PROBLEM DESCRIPTION: Reproduce every entry below precisely. Pictures are excluded from the copy.

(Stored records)
————————
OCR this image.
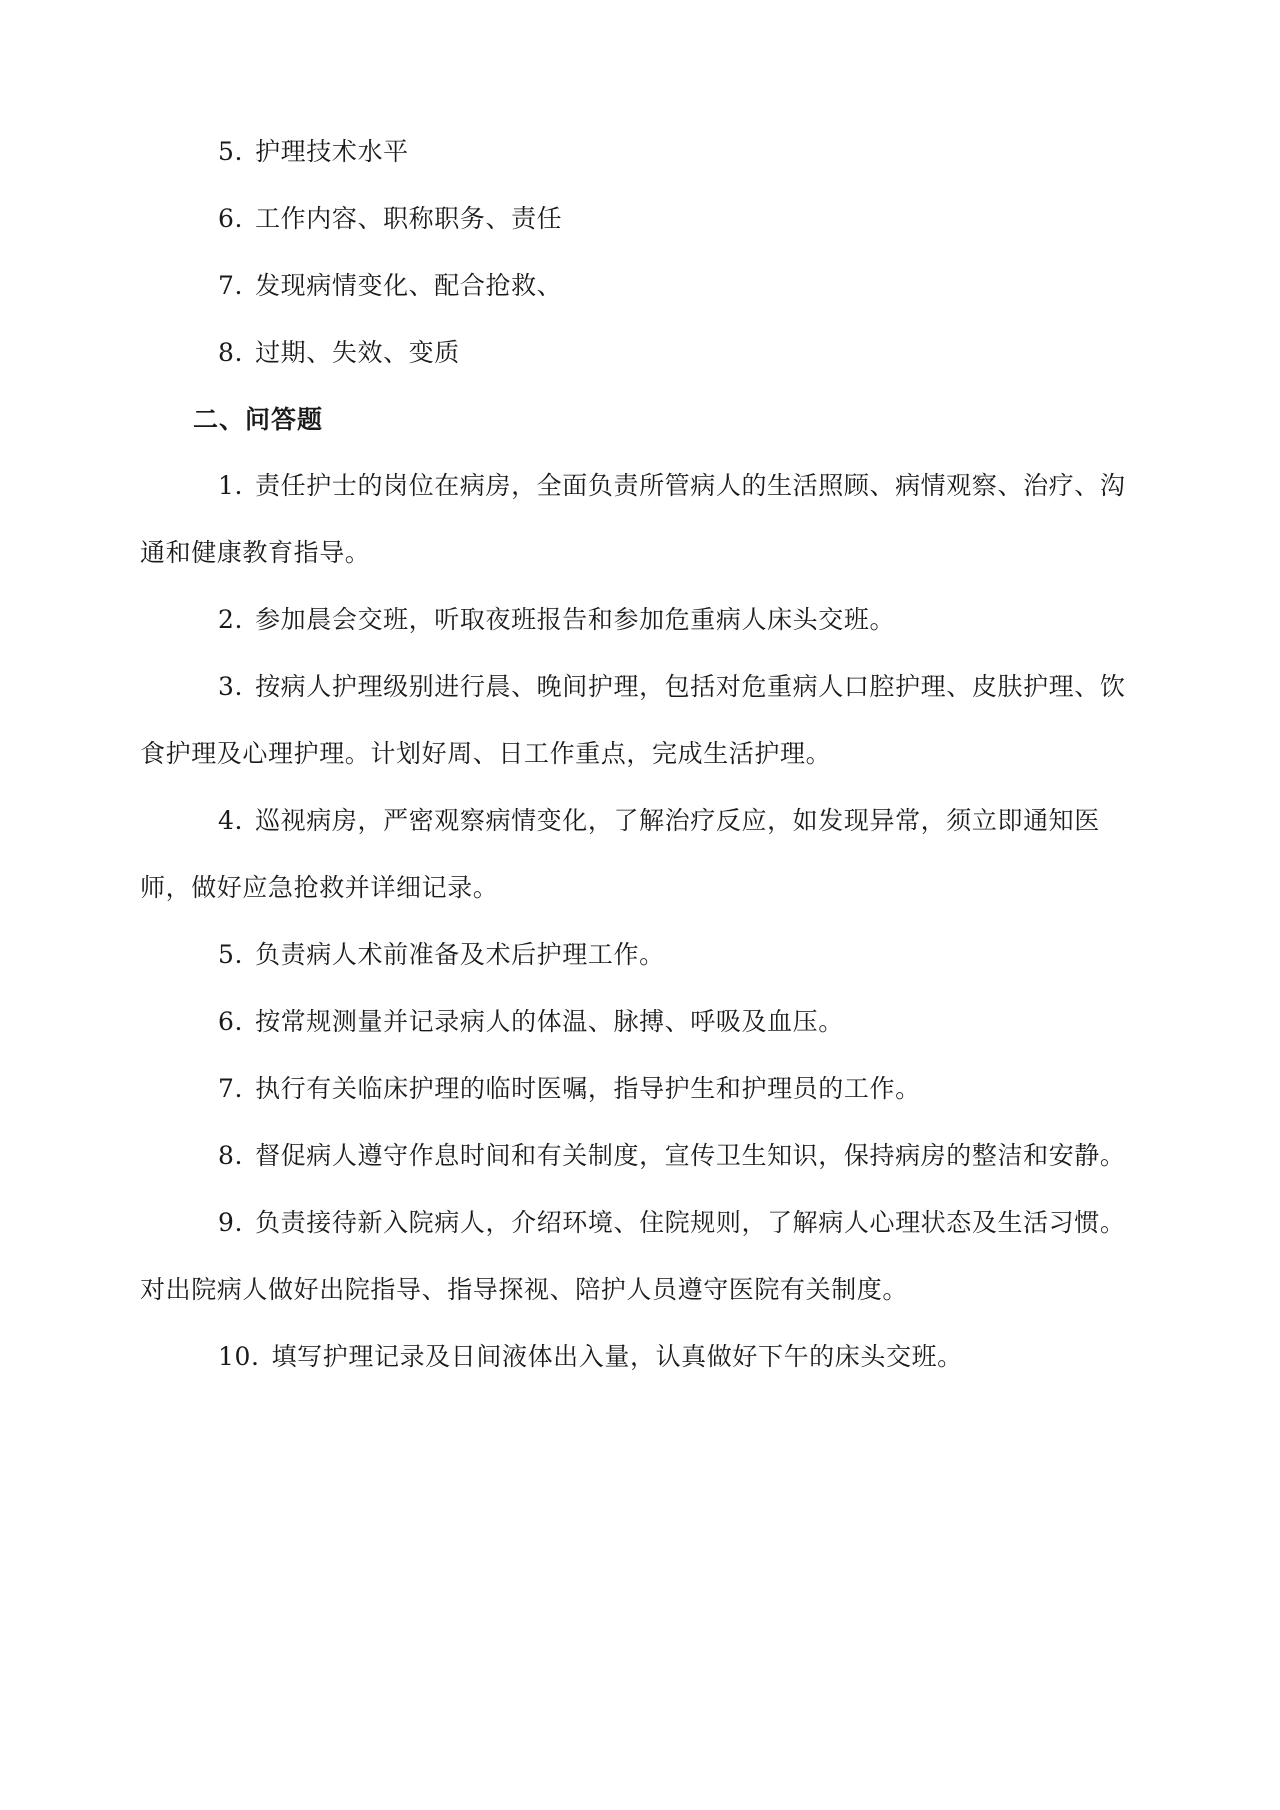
5. 护理技术水平
6. 工作内容、职称职务、责任
7. 发现病情变化、配合抢救、
8. 过期、失效、变质
二、问答题
1. 责任护士的岗位在病房，全面负责所管病人的生活照顾、病情观察、治疗、沟
通和健康教育指导。
2. 参加晨会交班，听取夜班报告和参加危重病人床头交班。
3. 按病人护理级别进行晨、晚间护理，包括对危重病人口腔护理、皮肤护理、饮
食护理及心理护理。计划好周、日工作重点，完成生活护理。
4. 巡视病房，严密观察病情变化，了解治疗反应，如发现异常，须立即通知医
师，做好应急抢救并详细记录。
5. 负责病人术前准备及术后护理工作。
6. 按常规测量并记录病人的体温、脉搏、呼吸及血压。
7. 执行有关临床护理的临时医嘱，指导护生和护理员的工作。
8. 督促病人遵守作息时间和有关制度，宣传卫生知识，保持病房的整洁和安静。
9. 负责接待新入院病人，介绍环境、住院规则，了解病人心理状态及生活习惯。
对出院病人做好出院指导、指导探视、陪护人员遵守医院有关制度。
10. 填写护理记录及日间液体出入量，认真做好下午的床头交班。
————————
WRITTEN REPLY:
OCR this image.
5. 护理技术水平
6. 工作内容、职称职务、责任
7. 发现病情变化、配合抢救、
8. 过期、失效、变质
二、问答题
1. 责任护士的岗位在病房，全面负责所管病人的生活照顾、病情观察、治疗、沟
通和健康教育指导。
2. 参加晨会交班，听取夜班报告和参加危重病人床头交班。
3. 按病人护理级别进行晨、晚间护理，包括对危重病人口腔护理、皮肤护理、饮
食护理及心理护理。计划好周、日工作重点，完成生活护理。
4. 巡视病房，严密观察病情变化，了解治疗反应，如发现异常，须立即通知医
师，做好应急抢救并详细记录。
5. 负责病人术前准备及术后护理工作。
6. 按常规测量并记录病人的体温、脉搏、呼吸及血压。
7. 执行有关临床护理的临时医嘱，指导护生和护理员的工作。
8. 督促病人遵守作息时间和有关制度，宣传卫生知识，保持病房的整洁和安静。
9. 负责接待新入院病人，介绍环境、住院规则，了解病人心理状态及生活习惯。
对出院病人做好出院指导、指导探视、陪护人员遵守医院有关制度。
10. 填写护理记录及日间液体出入量，认真做好下午的床头交班。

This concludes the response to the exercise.